**TASK TO COMPLETE:** Copy out all the records, word for word.

###

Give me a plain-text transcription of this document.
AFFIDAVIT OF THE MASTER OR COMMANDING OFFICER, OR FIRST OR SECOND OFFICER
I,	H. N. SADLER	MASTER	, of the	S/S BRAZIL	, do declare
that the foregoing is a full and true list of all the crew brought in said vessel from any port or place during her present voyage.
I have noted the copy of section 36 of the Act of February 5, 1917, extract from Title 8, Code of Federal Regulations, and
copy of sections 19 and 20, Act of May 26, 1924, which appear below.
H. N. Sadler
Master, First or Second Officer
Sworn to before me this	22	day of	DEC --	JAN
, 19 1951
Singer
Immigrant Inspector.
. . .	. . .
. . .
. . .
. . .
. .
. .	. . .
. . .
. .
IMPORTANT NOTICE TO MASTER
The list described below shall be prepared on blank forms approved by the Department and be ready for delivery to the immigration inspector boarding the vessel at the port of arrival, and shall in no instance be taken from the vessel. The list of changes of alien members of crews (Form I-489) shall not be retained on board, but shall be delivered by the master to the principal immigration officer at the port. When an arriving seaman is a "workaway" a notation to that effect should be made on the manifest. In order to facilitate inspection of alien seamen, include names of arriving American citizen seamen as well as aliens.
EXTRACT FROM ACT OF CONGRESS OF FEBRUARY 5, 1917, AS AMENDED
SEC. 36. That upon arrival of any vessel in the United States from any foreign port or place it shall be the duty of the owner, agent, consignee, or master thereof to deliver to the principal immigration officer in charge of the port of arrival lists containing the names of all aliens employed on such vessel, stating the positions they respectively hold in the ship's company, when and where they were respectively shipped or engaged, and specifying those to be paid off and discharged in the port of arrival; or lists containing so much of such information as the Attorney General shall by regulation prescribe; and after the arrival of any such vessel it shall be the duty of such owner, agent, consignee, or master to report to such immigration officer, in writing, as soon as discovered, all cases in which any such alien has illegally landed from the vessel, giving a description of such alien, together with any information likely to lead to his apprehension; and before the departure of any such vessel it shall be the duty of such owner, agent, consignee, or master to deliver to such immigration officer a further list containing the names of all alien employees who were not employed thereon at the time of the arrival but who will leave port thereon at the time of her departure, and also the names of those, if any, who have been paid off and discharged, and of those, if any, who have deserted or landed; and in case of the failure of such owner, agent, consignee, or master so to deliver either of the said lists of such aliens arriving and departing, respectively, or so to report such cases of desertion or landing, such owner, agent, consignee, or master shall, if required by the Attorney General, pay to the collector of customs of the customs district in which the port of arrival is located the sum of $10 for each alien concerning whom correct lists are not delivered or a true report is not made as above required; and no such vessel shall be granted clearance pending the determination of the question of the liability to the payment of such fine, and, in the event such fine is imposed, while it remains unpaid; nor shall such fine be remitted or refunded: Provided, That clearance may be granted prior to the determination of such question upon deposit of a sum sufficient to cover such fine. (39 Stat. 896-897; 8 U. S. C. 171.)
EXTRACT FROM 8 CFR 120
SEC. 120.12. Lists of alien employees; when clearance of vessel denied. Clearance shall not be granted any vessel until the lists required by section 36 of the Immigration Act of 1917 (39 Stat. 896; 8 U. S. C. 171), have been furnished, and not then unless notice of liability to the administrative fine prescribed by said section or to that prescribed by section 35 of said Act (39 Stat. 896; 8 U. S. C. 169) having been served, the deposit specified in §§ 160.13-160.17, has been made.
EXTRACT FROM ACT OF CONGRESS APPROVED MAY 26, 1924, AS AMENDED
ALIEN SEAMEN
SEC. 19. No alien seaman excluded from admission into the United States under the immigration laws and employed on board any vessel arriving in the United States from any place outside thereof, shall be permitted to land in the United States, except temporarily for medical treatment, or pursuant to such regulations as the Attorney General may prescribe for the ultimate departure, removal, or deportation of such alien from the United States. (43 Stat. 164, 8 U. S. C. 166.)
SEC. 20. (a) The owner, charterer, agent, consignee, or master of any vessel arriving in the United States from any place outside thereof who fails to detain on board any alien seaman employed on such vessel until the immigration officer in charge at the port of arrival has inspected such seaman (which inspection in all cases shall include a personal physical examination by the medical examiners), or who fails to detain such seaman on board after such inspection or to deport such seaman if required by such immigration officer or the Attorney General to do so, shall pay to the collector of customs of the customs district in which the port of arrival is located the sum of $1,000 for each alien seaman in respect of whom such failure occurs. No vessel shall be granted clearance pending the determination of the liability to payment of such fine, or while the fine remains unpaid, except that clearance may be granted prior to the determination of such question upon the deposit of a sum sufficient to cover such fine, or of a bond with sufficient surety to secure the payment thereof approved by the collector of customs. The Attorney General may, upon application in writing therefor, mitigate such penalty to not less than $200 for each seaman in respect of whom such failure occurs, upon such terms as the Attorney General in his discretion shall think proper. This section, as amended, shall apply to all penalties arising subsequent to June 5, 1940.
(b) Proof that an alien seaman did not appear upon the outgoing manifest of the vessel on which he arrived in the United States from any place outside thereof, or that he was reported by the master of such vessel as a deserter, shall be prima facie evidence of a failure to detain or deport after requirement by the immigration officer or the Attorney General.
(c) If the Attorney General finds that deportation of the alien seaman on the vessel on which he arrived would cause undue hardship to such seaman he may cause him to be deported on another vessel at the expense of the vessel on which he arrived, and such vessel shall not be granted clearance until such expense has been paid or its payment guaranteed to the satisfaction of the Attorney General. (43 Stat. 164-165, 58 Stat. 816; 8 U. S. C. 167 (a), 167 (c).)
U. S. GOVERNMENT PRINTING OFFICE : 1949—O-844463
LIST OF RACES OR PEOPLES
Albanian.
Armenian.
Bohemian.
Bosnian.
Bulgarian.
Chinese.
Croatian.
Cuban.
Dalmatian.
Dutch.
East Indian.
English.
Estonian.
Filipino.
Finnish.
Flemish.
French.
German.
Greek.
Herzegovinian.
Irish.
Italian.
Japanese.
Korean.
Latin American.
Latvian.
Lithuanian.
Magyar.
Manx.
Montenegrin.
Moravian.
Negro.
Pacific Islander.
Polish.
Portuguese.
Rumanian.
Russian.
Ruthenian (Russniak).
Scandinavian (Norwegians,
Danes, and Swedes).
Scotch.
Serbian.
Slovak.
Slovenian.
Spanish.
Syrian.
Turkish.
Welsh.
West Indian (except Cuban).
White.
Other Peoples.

###

**ANSWER IN FULL:**
Give me a plain-text transcription of this document.
AFFIDAVIT OF THE MASTER OR COMMANDING OFFICER, OR FIRST OR SECOND OFFICER
I,	H. N. SADLER	MASTER	, of the	S/S BRAZIL	, do declare
that the foregoing is a full and true list of all the crew brought in said vessel from any port or place during her present voyage.
I have noted the copy of section 36 of the Act of February 5, 1917, extract from Title 8, Code of Federal Regulations, and
copy of sections 19 and 20, Act of May 26, 1924, which appear below.
H. N. Sadler
Master, First or Second Officer
Sworn to before me this	22	day of	DEC --	JAN
, 19 1951
Singer
Immigrant Inspector.
. . .	. . .
. . .
. . .
. . .
. .
. .	. . .
. . .
. .
IMPORTANT NOTICE TO MASTER
The list described below shall be prepared on blank forms approved by the Department and be ready for delivery to the immigration inspector boarding the vessel at the port of arrival, and shall in no instance be taken from the vessel. The list of changes of alien members of crews (Form I-489) shall not be retained on board, but shall be delivered by the master to the principal immigration officer at the port. When an arriving seaman is a "workaway" a notation to that effect should be made on the manifest. In order to facilitate inspection of alien seamen, include names of arriving American citizen seamen as well as aliens.
EXTRACT FROM ACT OF CONGRESS OF FEBRUARY 5, 1917, AS AMENDED
SEC. 36. That upon arrival of any vessel in the United States from any foreign port or place it shall be the duty of the owner, agent, consignee, or master thereof to deliver to the principal immigration officer in charge of the port of arrival lists containing the names of all aliens employed on such vessel, stating the positions they respectively hold in the ship's company, when and where they were respectively shipped or engaged, and specifying those to be paid off and discharged in the port of arrival; or lists containing so much of such information as the Attorney General shall by regulation prescribe; and after the arrival of any such vessel it shall be the duty of such owner, agent, consignee, or master to report to such immigration officer, in writing, as soon as discovered, all cases in which any such alien has illegally landed from the vessel, giving a description of such alien, together with any information likely to lead to his apprehension; and before the departure of any such vessel it shall be the duty of such owner, agent, consignee, or master to deliver to such immigration officer a further list containing the names of all alien employees who were not employed thereon at the time of the arrival but who will leave port thereon at the time of her departure, and also the names of those, if any, who have been paid off and discharged, and of those, if any, who have deserted or landed; and in case of the failure of such owner, agent, consignee, or master so to deliver either of the said lists of such aliens arriving and departing, respectively, or so to report such cases of desertion or landing, such owner, agent, consignee, or master shall, if required by the Attorney General, pay to the collector of customs of the customs district in which the port of arrival is located the sum of $10 for each alien concerning whom correct lists are not delivered or a true report is not made as above required; and no such vessel shall be granted clearance pending the determination of the question of the liability to the payment of such fine, and, in the event such fine is imposed, while it remains unpaid; nor shall such fine be remitted or refunded: Provided, That clearance may be granted prior to the determination of such question upon deposit of a sum sufficient to cover such fine. (39 Stat. 896-897; 8 U. S. C. 171.)
EXTRACT FROM 8 CFR 120
SEC. 120.12. Lists of alien employees; when clearance of vessel denied. Clearance shall not be granted any vessel until the lists required by section 36 of the Immigration Act of 1917 (39 Stat. 896; 8 U. S. C. 171), have been furnished, and not then unless notice of liability to the administrative fine prescribed by said section or to that prescribed by section 35 of said Act (39 Stat. 896; 8 U. S. C. 169) having been served, the deposit specified in §§ 160.13-160.17, has been made.
EXTRACT FROM ACT OF CONGRESS APPROVED MAY 26, 1924, AS AMENDED
ALIEN SEAMEN
SEC. 19. No alien seaman excluded from admission into the United States under the immigration laws and employed on board any vessel arriving in the United States from any place outside thereof, shall be permitted to land in the United States, except temporarily for medical treatment, or pursuant to such regulations as the Attorney General may prescribe for the ultimate departure, removal, or deportation of such alien from the United States. (43 Stat. 164, 8 U. S. C. 166.)
SEC. 20. (a) The owner, charterer, agent, consignee, or master of any vessel arriving in the United States from any place outside thereof who fails to detain on board any alien seaman employed on such vessel until the immigration officer in charge at the port of arrival has inspected such seaman (which inspection in all cases shall include a personal physical examination by the medical examiners), or who fails to detain such seaman on board after such inspection or to deport such seaman if required by such immigration officer or the Attorney General to do so, shall pay to the collector of customs of the customs district in which the port of arrival is located the sum of $1,000 for each alien seaman in respect of whom such failure occurs. No vessel shall be granted clearance pending the determination of the liability to payment of such fine, or while the fine remains unpaid, except that clearance may be granted prior to the determination of such question upon the deposit of a sum sufficient to cover such fine, or of a bond with sufficient surety to secure the payment thereof approved by the collector of customs. The Attorney General may, upon application in writing therefor, mitigate such penalty to not less than $200 for each seaman in respect of whom such failure occurs, upon such terms as the Attorney General in his discretion shall think proper. This section, as amended, shall apply to all penalties arising subsequent to June 5, 1940.
(b) Proof that an alien seaman did not appear upon the outgoing manifest of the vessel on which he arrived in the United States from any place outside thereof, or that he was reported by the master of such vessel as a deserter, shall be prima facie evidence of a failure to detain or deport after requirement by the immigration officer or the Attorney General.
(c) If the Attorney General finds that deportation of the alien seaman on the vessel on which he arrived would cause undue hardship to such seaman he may cause him to be deported on another vessel at the expense of the vessel on which he arrived, and such vessel shall not be granted clearance until such expense has been paid or its payment guaranteed to the satisfaction of the Attorney General. (43 Stat. 164-165, 58 Stat. 816; 8 U. S. C. 167 (a), 167 (c).)
U. S. GOVERNMENT PRINTING OFFICE : 1949—O-844463
LIST OF RACES OR PEOPLES
Albanian.
Armenian.
Bohemian.
Bosnian.
Bulgarian.
Chinese.
Croatian.
Cuban.
Dalmatian.
Dutch.
East Indian.
English.
Estonian.
Filipino.
Finnish.
Flemish.
French.
German.
Greek.
Herzegovinian.
Irish.
Italian.
Japanese.
Korean.
Latin American.
Latvian.
Lithuanian.
Magyar.
Manx.
Montenegrin.
Moravian.
Negro.
Pacific Islander.
Polish.
Portuguese.
Rumanian.
Russian.
Ruthenian (Russniak).
Scandinavian (Norwegians,
Danes, and Swedes).
Scotch.
Serbian.
Slovak.
Slovenian.
Spanish.
Syrian.
Turkish.
Welsh.
West Indian (except Cuban).
White.
Other Peoples.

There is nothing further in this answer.